▸ Task directions: Write the records out again, precisely as they stand.

▸ Items:
>>>

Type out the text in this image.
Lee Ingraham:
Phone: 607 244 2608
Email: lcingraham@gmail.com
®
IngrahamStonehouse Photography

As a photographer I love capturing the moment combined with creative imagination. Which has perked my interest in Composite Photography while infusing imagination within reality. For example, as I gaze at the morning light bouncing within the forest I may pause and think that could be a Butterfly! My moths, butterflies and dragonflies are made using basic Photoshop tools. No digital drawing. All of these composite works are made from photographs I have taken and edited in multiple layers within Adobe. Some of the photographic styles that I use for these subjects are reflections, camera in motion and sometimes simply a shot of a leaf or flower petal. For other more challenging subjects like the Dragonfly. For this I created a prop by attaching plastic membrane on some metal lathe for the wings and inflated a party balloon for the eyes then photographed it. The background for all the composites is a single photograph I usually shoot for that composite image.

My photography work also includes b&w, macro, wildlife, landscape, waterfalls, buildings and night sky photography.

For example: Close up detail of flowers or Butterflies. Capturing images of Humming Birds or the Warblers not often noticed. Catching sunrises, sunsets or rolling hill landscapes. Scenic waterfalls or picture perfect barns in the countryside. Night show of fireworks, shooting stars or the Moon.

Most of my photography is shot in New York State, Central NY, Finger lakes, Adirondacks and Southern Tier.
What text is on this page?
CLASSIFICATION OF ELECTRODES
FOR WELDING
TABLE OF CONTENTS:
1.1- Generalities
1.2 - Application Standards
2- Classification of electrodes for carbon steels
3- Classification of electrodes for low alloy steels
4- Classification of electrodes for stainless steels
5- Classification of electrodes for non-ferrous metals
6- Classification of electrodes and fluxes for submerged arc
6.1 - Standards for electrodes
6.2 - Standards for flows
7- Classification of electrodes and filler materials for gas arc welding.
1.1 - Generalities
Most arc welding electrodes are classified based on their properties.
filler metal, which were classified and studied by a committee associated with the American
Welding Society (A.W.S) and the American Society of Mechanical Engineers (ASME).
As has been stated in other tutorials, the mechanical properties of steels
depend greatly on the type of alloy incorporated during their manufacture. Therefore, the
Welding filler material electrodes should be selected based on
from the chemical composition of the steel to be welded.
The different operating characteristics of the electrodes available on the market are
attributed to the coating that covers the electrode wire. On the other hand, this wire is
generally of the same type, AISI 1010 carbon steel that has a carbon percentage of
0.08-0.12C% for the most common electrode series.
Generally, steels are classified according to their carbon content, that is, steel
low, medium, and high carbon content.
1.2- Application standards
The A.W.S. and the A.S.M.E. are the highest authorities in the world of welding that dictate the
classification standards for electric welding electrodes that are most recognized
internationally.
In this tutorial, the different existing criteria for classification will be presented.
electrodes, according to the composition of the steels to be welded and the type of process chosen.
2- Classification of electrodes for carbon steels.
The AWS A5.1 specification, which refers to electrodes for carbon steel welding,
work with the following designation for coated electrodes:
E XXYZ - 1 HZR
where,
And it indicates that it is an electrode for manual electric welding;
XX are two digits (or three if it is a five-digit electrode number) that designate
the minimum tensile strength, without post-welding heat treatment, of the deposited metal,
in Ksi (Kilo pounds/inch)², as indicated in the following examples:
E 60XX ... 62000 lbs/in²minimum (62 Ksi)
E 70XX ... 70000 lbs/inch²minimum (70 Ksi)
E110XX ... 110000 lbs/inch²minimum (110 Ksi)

<<<

▸ The answer:
Type out the text in this image.
Lee Ingraham:
Phone: 607 244 2608
Email: lcingraham@gmail.com
®
IngrahamStonehouse Photography

As a photographer I love capturing the moment combined with creative imagination. Which has perked my interest in Composite Photography while infusing imagination within reality. For example, as I gaze at the morning light bouncing within the forest I may pause and think that could be a Butterfly! My moths, butterflies and dragonflies are made using basic Photoshop tools. No digital drawing. All of these composite works are made from photographs I have taken and edited in multiple layers within Adobe. Some of the photographic styles that I use for these subjects are reflections, camera in motion and sometimes simply a shot of a leaf or flower petal. For other more challenging subjects like the Dragonfly. For this I created a prop by attaching plastic membrane on some metal lathe for the wings and inflated a party balloon for the eyes then photographed it. The background for all the composites is a single photograph I usually shoot for that composite image.

My photography work also includes b&w, macro, wildlife, landscape, waterfalls, buildings and night sky photography.

For example: Close up detail of flowers or Butterflies. Capturing images of Humming Birds or the Warblers not often noticed. Catching sunrises, sunsets or rolling hill landscapes. Scenic waterfalls or picture perfect barns in the countryside. Night show of fireworks, shooting stars or the Moon.

Most of my photography is shot in New York State, Central NY, Finger lakes, Adirondacks and Southern Tier.
What text is on this page?
CLASSIFICATION OF ELECTRODES
FOR WELDING
TABLE OF CONTENTS:
1.1- Generalities
1.2 - Application Standards
2- Classification of electrodes for carbon steels
3- Classification of electrodes for low alloy steels
4- Classification of electrodes for stainless steels
5- Classification of electrodes for non-ferrous metals
6- Classification of electrodes and fluxes for submerged arc
6.1 - Standards for electrodes
6.2 - Standards for flows
7- Classification of electrodes and filler materials for gas arc welding.
1.1 - Generalities
Most arc welding electrodes are classified based on their properties.
filler metal, which were classified and studied by a committee associated with the American
Welding Society (A.W.S) and the American Society of Mechanical Engineers (ASME).
As has been stated in other tutorials, the mechanical properties of steels
depend greatly on the type of alloy incorporated during their manufacture. Therefore, the
Welding filler material electrodes should be selected based on
from the chemical composition of the steel to be welded.
The different operating characteristics of the electrodes available on the market are
attributed to the coating that covers the electrode wire. On the other hand, this wire is
generally of the same type, AISI 1010 carbon steel that has a carbon percentage of
0.08-0.12C% for the most common electrode series.
Generally, steels are classified according to their carbon content, that is, steel
low, medium, and high carbon content.
1.2- Application standards
The A.W.S. and the A.S.M.E. are the highest authorities in the world of welding that dictate the
classification standards for electric welding electrodes that are most recognized
internationally.
In this tutorial, the different existing criteria for classification will be presented.
electrodes, according to the composition of the steels to be welded and the type of process chosen.
2- Classification of electrodes for carbon steels.
The AWS A5.1 specification, which refers to electrodes for carbon steel welding,
work with the following designation for coated electrodes:
E XXYZ - 1 HZR
where,
And it indicates that it is an electrode for manual electric welding;
XX are two digits (or three if it is a five-digit electrode number) that designate
the minimum tensile strength, without post-welding heat treatment, of the deposited metal,
in Ksi (Kilo pounds/inch)², as indicated in the following examples:
E 60XX ... 62000 lbs/in²minimum (62 Ksi)
E 70XX ... 70000 lbs/inch²minimum (70 Ksi)
E110XX ... 110000 lbs/inch²minimum (110 Ksi)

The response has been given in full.